## SET PROBLEM
Copy every line of the records below where the word "that" occurs.

── DATA ENTRIES

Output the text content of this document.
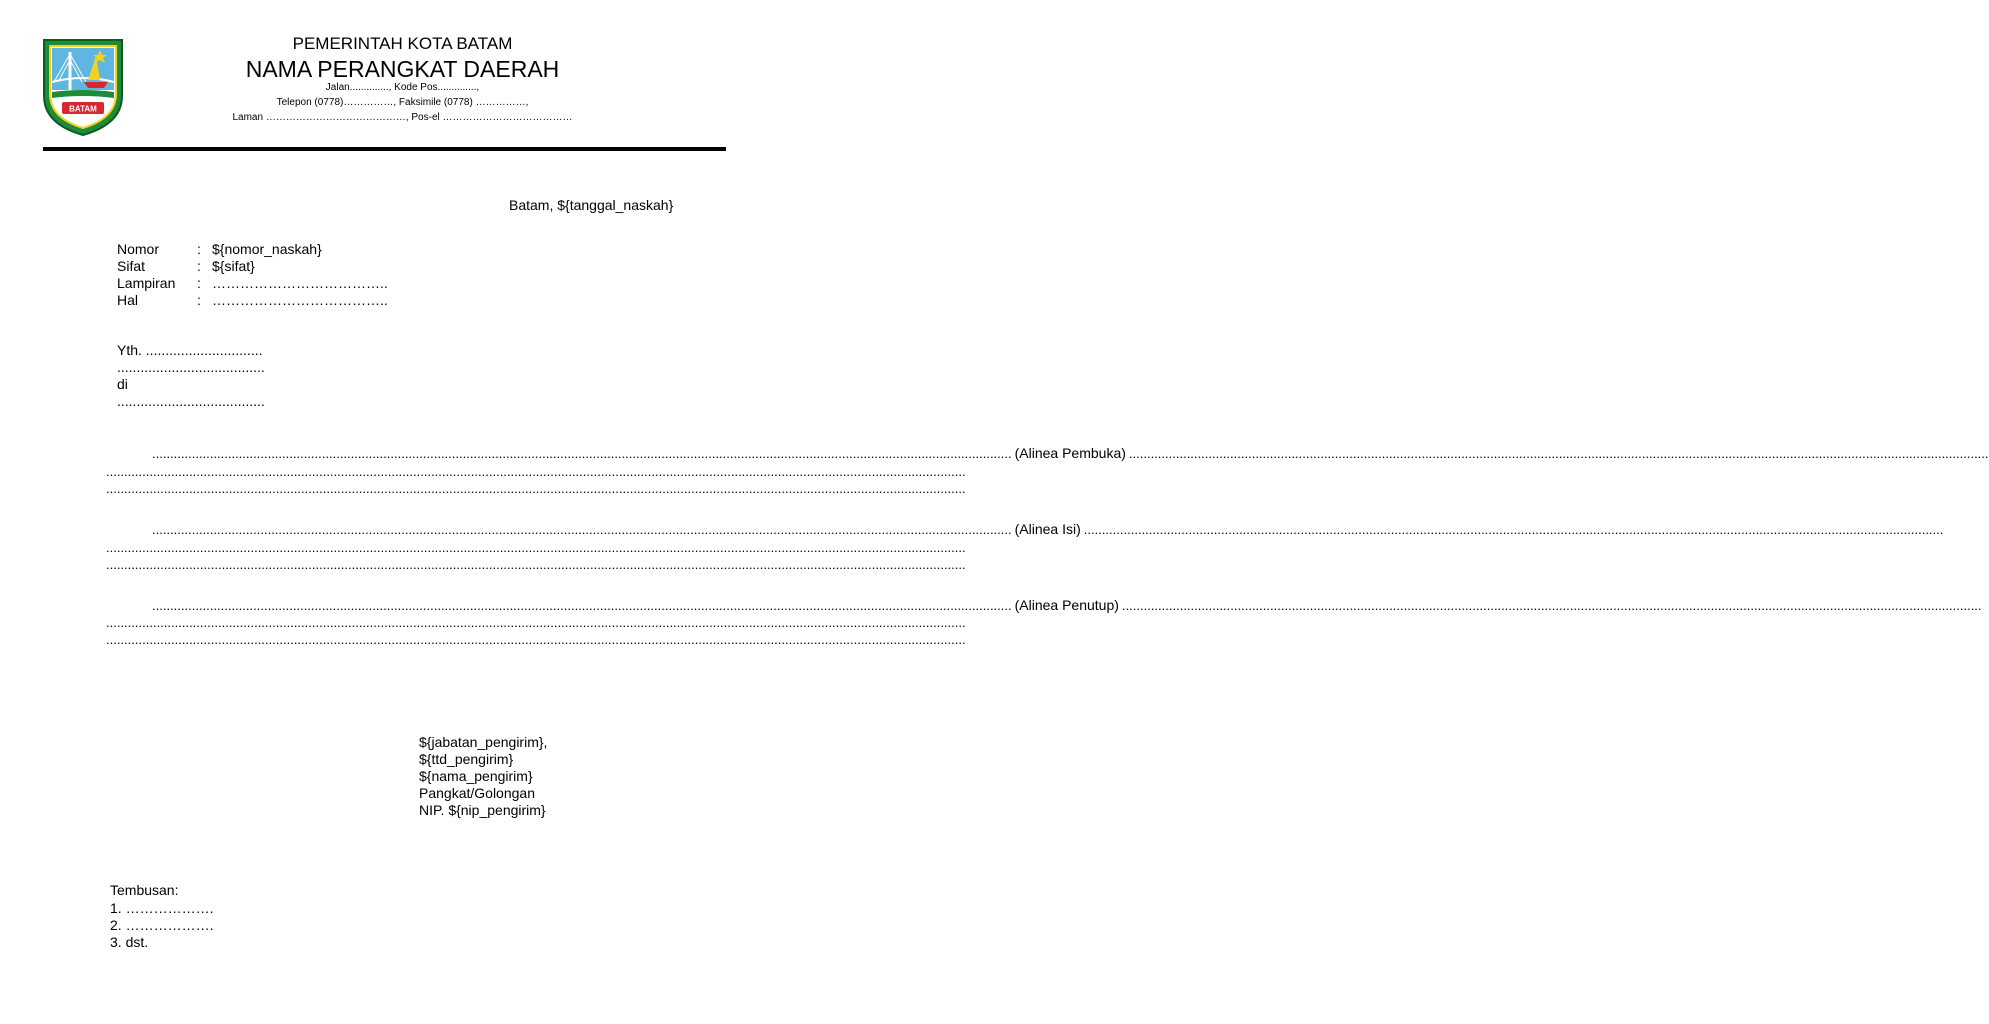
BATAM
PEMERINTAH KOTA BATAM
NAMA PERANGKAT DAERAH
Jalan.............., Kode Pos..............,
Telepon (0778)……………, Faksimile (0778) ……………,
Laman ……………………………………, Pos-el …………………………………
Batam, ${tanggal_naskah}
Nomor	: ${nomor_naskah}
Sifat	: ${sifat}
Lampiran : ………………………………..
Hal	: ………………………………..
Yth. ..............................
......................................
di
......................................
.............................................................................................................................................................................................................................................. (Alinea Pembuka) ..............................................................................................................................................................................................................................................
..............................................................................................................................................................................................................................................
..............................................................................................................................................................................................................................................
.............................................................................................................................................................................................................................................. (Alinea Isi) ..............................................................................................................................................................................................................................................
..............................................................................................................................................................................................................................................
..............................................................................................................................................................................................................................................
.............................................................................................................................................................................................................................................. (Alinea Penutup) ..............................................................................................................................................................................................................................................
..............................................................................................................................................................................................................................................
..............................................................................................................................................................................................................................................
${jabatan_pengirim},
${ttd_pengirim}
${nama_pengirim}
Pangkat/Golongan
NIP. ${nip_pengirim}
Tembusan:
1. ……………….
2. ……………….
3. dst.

────
── DATA ENTRIES

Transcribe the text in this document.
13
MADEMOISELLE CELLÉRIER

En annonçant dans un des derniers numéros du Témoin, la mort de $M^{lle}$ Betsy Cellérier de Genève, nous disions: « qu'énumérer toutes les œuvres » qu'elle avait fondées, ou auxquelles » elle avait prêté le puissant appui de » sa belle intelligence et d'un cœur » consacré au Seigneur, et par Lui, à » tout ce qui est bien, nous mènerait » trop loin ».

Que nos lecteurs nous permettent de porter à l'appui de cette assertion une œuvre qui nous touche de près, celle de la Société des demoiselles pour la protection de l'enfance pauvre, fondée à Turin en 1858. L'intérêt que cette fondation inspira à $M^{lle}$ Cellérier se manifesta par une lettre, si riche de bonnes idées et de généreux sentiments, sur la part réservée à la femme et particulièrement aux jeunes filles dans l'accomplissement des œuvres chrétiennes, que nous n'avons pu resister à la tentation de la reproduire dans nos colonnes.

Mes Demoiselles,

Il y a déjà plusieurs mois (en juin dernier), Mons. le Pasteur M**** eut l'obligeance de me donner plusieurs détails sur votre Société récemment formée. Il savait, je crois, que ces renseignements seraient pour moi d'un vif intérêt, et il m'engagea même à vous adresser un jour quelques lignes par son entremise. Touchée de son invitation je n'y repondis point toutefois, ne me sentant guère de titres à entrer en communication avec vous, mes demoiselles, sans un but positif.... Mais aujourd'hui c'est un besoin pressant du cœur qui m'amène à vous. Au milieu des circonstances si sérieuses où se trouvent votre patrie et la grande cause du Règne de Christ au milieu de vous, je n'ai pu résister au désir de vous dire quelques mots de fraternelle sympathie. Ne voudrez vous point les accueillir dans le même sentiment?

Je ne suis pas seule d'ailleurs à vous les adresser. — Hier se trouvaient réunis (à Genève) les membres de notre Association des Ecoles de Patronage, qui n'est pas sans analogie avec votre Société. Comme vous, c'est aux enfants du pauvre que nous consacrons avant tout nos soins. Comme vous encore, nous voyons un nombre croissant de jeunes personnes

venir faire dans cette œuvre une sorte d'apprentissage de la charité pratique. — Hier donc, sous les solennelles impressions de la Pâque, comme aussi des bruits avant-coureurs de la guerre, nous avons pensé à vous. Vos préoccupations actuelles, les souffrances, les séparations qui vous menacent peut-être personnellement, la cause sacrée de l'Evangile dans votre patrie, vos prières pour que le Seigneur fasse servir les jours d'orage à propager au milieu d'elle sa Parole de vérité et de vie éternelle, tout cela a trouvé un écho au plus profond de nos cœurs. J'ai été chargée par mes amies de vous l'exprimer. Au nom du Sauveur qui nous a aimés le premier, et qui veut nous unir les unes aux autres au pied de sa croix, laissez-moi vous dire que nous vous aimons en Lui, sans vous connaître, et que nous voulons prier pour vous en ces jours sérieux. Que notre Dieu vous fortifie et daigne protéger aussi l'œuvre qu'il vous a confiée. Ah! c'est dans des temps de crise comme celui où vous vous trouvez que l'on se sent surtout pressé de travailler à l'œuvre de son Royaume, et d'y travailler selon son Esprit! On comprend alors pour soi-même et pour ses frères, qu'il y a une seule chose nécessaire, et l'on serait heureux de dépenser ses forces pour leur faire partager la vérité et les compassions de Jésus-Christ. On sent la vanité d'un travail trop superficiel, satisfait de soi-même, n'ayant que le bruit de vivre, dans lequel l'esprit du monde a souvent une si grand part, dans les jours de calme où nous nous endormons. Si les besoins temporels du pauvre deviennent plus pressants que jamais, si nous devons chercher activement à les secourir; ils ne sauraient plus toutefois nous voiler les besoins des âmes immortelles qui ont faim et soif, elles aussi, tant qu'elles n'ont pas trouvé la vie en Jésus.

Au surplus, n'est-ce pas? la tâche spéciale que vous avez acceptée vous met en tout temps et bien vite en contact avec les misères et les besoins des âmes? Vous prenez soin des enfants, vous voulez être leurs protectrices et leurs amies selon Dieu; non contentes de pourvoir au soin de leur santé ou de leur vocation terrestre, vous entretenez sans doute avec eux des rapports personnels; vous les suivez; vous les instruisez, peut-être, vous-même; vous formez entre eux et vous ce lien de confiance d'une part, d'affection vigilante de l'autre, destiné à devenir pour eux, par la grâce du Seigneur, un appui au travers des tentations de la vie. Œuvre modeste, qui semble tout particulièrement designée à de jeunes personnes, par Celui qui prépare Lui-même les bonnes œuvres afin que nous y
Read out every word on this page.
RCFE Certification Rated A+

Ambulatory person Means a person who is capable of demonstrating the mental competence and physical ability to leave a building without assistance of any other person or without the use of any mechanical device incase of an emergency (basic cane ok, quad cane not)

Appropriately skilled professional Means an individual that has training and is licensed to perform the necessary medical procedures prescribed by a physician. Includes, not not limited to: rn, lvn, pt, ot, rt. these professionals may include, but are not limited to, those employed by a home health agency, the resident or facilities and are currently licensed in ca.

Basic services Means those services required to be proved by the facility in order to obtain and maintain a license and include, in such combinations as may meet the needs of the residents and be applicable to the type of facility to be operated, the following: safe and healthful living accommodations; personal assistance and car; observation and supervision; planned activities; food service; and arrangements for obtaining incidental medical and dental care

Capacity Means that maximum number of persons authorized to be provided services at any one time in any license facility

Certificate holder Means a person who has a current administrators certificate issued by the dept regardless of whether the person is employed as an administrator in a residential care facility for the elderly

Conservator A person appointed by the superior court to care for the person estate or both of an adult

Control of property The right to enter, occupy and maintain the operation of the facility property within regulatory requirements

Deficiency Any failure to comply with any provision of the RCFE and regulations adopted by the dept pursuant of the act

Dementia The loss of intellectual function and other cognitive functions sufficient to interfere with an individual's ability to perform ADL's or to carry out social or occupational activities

────

## SOLUTION TO THIS PROBLEM
Appropriately skilled professional Means an individual that has training and is licensed to perform the necessary medical procedures prescribed by a physician. Includes, not not limited to: rn, lvn, pt, ot, rt. these professionals may include, but are not limited to, those employed by a home health agency, the resident or facilities and are currently licensed in ca.
Capacity Means that maximum number of persons authorized to be provided services at any one time in any license facility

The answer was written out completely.